- [Description of the task] Write out all of the data without omission, exactly as shown.

***

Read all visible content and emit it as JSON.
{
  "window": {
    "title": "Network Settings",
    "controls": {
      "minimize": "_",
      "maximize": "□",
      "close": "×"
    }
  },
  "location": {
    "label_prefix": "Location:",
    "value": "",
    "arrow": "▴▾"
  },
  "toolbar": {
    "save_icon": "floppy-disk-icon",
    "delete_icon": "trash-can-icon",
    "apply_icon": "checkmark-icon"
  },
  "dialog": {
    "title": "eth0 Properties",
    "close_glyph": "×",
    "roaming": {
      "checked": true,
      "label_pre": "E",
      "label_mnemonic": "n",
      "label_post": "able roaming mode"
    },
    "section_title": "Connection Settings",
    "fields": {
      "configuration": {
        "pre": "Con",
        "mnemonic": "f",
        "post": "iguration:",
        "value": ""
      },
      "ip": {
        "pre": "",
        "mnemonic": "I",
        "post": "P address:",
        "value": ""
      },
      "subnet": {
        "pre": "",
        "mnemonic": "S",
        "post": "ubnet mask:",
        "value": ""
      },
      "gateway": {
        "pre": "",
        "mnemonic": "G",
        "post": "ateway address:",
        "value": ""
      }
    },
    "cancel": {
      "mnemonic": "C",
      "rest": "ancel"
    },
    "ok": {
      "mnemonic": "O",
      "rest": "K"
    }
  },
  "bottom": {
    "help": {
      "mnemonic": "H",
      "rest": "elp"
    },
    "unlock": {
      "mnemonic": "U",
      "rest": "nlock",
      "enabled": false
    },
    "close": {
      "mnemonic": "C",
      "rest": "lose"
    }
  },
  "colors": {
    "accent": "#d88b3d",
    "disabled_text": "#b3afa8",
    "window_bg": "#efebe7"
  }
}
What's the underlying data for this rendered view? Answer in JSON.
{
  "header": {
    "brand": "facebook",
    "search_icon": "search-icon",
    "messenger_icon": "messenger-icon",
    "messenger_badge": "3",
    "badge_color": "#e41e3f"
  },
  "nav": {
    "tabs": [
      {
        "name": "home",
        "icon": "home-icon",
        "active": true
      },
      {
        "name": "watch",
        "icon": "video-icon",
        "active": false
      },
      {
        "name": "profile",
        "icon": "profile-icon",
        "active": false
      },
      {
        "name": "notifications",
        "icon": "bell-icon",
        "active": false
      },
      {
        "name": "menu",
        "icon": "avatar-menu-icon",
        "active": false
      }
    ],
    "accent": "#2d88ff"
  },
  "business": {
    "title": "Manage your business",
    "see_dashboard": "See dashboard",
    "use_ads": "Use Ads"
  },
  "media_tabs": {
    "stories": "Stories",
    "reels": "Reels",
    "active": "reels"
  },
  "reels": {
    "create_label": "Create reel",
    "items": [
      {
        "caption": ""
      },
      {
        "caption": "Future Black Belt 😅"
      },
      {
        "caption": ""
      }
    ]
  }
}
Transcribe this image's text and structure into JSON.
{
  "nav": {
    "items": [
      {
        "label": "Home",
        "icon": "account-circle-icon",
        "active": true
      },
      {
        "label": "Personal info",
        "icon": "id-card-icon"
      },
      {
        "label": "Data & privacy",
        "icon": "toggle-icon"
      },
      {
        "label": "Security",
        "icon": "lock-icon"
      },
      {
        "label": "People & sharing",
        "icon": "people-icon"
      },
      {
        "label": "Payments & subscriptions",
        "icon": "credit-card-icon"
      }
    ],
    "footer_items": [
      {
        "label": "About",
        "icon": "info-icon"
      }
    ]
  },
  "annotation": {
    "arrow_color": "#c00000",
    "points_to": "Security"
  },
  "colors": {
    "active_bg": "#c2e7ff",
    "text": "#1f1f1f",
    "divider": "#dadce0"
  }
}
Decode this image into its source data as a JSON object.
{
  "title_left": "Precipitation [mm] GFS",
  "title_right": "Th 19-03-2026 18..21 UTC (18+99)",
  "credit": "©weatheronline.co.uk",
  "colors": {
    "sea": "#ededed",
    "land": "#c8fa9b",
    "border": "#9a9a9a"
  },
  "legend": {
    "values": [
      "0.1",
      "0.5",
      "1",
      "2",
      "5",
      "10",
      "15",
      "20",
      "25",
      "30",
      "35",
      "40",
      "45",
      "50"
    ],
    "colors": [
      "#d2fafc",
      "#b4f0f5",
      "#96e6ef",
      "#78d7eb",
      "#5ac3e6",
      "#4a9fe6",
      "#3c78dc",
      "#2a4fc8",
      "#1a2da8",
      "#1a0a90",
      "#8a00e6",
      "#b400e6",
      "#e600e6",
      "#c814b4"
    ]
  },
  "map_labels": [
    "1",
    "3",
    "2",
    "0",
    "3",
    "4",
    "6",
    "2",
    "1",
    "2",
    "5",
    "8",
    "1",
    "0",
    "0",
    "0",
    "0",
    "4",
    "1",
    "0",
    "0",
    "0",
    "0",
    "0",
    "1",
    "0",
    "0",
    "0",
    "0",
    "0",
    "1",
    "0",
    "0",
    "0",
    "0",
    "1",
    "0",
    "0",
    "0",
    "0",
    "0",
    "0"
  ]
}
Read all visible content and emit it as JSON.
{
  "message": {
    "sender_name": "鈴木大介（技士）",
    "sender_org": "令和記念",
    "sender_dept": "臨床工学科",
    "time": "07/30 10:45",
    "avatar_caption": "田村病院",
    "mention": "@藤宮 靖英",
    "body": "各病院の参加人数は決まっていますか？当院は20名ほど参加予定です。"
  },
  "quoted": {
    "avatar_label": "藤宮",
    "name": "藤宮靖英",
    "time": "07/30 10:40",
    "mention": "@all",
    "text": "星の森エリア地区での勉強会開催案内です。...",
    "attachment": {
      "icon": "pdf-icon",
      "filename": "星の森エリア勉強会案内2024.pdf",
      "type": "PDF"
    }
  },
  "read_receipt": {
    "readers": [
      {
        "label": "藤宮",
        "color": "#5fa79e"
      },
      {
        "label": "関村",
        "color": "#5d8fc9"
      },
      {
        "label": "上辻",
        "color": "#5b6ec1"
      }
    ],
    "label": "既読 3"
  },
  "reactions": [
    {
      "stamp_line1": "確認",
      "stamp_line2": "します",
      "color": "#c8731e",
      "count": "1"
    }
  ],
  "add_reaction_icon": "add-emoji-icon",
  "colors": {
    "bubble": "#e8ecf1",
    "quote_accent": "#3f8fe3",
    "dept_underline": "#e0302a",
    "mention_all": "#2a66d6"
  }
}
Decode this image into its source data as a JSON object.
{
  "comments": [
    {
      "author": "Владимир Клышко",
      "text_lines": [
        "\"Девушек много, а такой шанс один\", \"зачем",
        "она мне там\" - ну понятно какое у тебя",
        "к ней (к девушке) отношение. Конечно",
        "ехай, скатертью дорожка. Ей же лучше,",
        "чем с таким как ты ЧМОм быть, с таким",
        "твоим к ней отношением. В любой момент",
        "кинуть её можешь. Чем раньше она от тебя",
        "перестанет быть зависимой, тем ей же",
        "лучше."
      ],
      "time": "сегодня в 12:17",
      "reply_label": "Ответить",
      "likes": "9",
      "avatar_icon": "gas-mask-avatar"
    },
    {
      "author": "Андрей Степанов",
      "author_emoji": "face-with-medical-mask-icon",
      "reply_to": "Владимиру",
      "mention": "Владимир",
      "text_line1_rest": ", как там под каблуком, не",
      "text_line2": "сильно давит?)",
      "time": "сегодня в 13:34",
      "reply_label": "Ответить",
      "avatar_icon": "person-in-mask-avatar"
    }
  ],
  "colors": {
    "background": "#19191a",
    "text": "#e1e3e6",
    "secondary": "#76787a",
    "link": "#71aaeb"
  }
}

***

- [Expected answer]
Read all visible content and emit it as JSON.
{
  "window": {
    "title": "Network Settings",
    "controls": {
      "minimize": "_",
      "maximize": "□",
      "close": "×"
    }
  },
  "location": {
    "label_prefix": "Location:",
    "value": "",
    "arrow": "▴▾"
  },
  "toolbar": {
    "save_icon": "floppy-disk-icon",
    "delete_icon": "trash-can-icon",
    "apply_icon": "checkmark-icon"
  },
  "dialog": {
    "title": "eth0 Properties",
    "close_glyph": "×",
    "roaming": {
      "checked": true,
      "label_pre": "E",
      "label_mnemonic": "n",
      "label_post": "able roaming mode"
    },
    "section_title": "Connection Settings",
    "fields": {
      "configuration": {
        "pre": "Con",
        "mnemonic": "f",
        "post": "iguration:",
        "value": ""
      },
      "ip": {
        "pre": "",
        "mnemonic": "I",
        "post": "P address:",
        "value": ""
      },
      "subnet": {
        "pre": "",
        "mnemonic": "S",
        "post": "ubnet mask:",
        "value": ""
      },
      "gateway": {
        "pre": "",
        "mnemonic": "G",
        "post": "ateway address:",
        "value": ""
      }
    },
    "cancel": {
      "mnemonic": "C",
      "rest": "ancel"
    },
    "ok": {
      "mnemonic": "O",
      "rest": "K"
    }
  },
  "bottom": {
    "help": {
      "mnemonic": "H",
      "rest": "elp"
    },
    "unlock": {
      "mnemonic": "U",
      "rest": "nlock",
      "enabled": false
    },
    "close": {
      "mnemonic": "C",
      "rest": "lose"
    }
  },
  "colors": {
    "accent": "#d88b3d",
    "disabled_text": "#b3afa8",
    "window_bg": "#efebe7"
  }
}
What's the underlying data for this rendered view? Answer in JSON.
{
  "header": {
    "brand": "facebook",
    "search_icon": "search-icon",
    "messenger_icon": "messenger-icon",
    "messenger_badge": "3",
    "badge_color": "#e41e3f"
  },
  "nav": {
    "tabs": [
      {
        "name": "home",
        "icon": "home-icon",
        "active": true
      },
      {
        "name": "watch",
        "icon": "video-icon",
        "active": false
      },
      {
        "name": "profile",
        "icon": "profile-icon",
        "active": false
      },
      {
        "name": "notifications",
        "icon": "bell-icon",
        "active": false
      },
      {
        "name": "menu",
        "icon": "avatar-menu-icon",
        "active": false
      }
    ],
    "accent": "#2d88ff"
  },
  "business": {
    "title": "Manage your business",
    "see_dashboard": "See dashboard",
    "use_ads": "Use Ads"
  },
  "media_tabs": {
    "stories": "Stories",
    "reels": "Reels",
    "active": "reels"
  },
  "reels": {
    "create_label": "Create reel",
    "items": [
      {
        "caption": ""
      },
      {
        "caption": "Future Black Belt 😅"
      },
      {
        "caption": ""
      }
    ]
  }
}
Transcribe this image's text and structure into JSON.
{
  "nav": {
    "items": [
      {
        "label": "Home",
        "icon": "account-circle-icon",
        "active": true
      },
      {
        "label": "Personal info",
        "icon": "id-card-icon"
      },
      {
        "label": "Data & privacy",
        "icon": "toggle-icon"
      },
      {
        "label": "Security",
        "icon": "lock-icon"
      },
      {
        "label": "People & sharing",
        "icon": "people-icon"
      },
      {
        "label": "Payments & subscriptions",
        "icon": "credit-card-icon"
      }
    ],
    "footer_items": [
      {
        "label": "About",
        "icon": "info-icon"
      }
    ]
  },
  "annotation": {
    "arrow_color": "#c00000",
    "points_to": "Security"
  },
  "colors": {
    "active_bg": "#c2e7ff",
    "text": "#1f1f1f",
    "divider": "#dadce0"
  }
}
Decode this image into its source data as a JSON object.
{
  "title_left": "Precipitation [mm] GFS",
  "title_right": "Th 19-03-2026 18..21 UTC (18+99)",
  "credit": "©weatheronline.co.uk",
  "colors": {
    "sea": "#ededed",
    "land": "#c8fa9b",
    "border": "#9a9a9a"
  },
  "legend": {
    "values": [
      "0.1",
      "0.5",
      "1",
      "2",
      "5",
      "10",
      "15",
      "20",
      "25",
      "30",
      "35",
      "40",
      "45",
      "50"
    ],
    "colors": [
      "#d2fafc",
      "#b4f0f5",
      "#96e6ef",
      "#78d7eb",
      "#5ac3e6",
      "#4a9fe6",
      "#3c78dc",
      "#2a4fc8",
      "#1a2da8",
      "#1a0a90",
      "#8a00e6",
      "#b400e6",
      "#e600e6",
      "#c814b4"
    ]
  },
  "map_labels": [
    "1",
    "3",
    "2",
    "0",
    "3",
    "4",
    "6",
    "2",
    "1",
    "2",
    "5",
    "8",
    "1",
    "0",
    "0",
    "0",
    "0",
    "4",
    "1",
    "0",
    "0",
    "0",
    "0",
    "0",
    "1",
    "0",
    "0",
    "0",
    "0",
    "0",
    "1",
    "0",
    "0",
    "0",
    "0",
    "1",
    "0",
    "0",
    "0",
    "0",
    "0",
    "0"
  ]
}
Read all visible content and emit it as JSON.
{
  "message": {
    "sender_name": "鈴木大介（技士）",
    "sender_org": "令和記念",
    "sender_dept": "臨床工学科",
    "time": "07/30 10:45",
    "avatar_caption": "田村病院",
    "mention": "@藤宮 靖英",
    "body": "各病院の参加人数は決まっていますか？当院は20名ほど参加予定です。"
  },
  "quoted": {
    "avatar_label": "藤宮",
    "name": "藤宮靖英",
    "time": "07/30 10:40",
    "mention": "@all",
    "text": "星の森エリア地区での勉強会開催案内です。...",
    "attachment": {
      "icon": "pdf-icon",
      "filename": "星の森エリア勉強会案内2024.pdf",
      "type": "PDF"
    }
  },
  "read_receipt": {
    "readers": [
      {
        "label": "藤宮",
        "color": "#5fa79e"
      },
      {
        "label": "関村",
        "color": "#5d8fc9"
      },
      {
        "label": "上辻",
        "color": "#5b6ec1"
      }
    ],
    "label": "既読 3"
  },
  "reactions": [
    {
      "stamp_line1": "確認",
      "stamp_line2": "します",
      "color": "#c8731e",
      "count": "1"
    }
  ],
  "add_reaction_icon": "add-emoji-icon",
  "colors": {
    "bubble": "#e8ecf1",
    "quote_accent": "#3f8fe3",
    "dept_underline": "#e0302a",
    "mention_all": "#2a66d6"
  }
}
Decode this image into its source data as a JSON object.
{
  "comments": [
    {
      "author": "Владимир Клышко",
      "text_lines": [
        "\"Девушек много, а такой шанс один\", \"зачем",
        "она мне там\" - ну понятно какое у тебя",
        "к ней (к девушке) отношение. Конечно",
        "ехай, скатертью дорожка. Ей же лучше,",
        "чем с таким как ты ЧМОм быть, с таким",
        "твоим к ней отношением. В любой момент",
        "кинуть её можешь. Чем раньше она от тебя",
        "перестанет быть зависимой, тем ей же",
        "лучше."
      ],
      "time": "сегодня в 12:17",
      "reply_label": "Ответить",
      "likes": "9",
      "avatar_icon": "gas-mask-avatar"
    },
    {
      "author": "Андрей Степанов",
      "author_emoji": "face-with-medical-mask-icon",
      "reply_to": "Владимиру",
      "mention": "Владимир",
      "text_line1_rest": ", как там под каблуком, не",
      "text_line2": "сильно давит?)",
      "time": "сегодня в 13:34",
      "reply_label": "Ответить",
      "avatar_icon": "person-in-mask-avatar"
    }
  ],
  "colors": {
    "background": "#19191a",
    "text": "#e1e3e6",
    "secondary": "#76787a",
    "link": "#71aaeb"
  }
}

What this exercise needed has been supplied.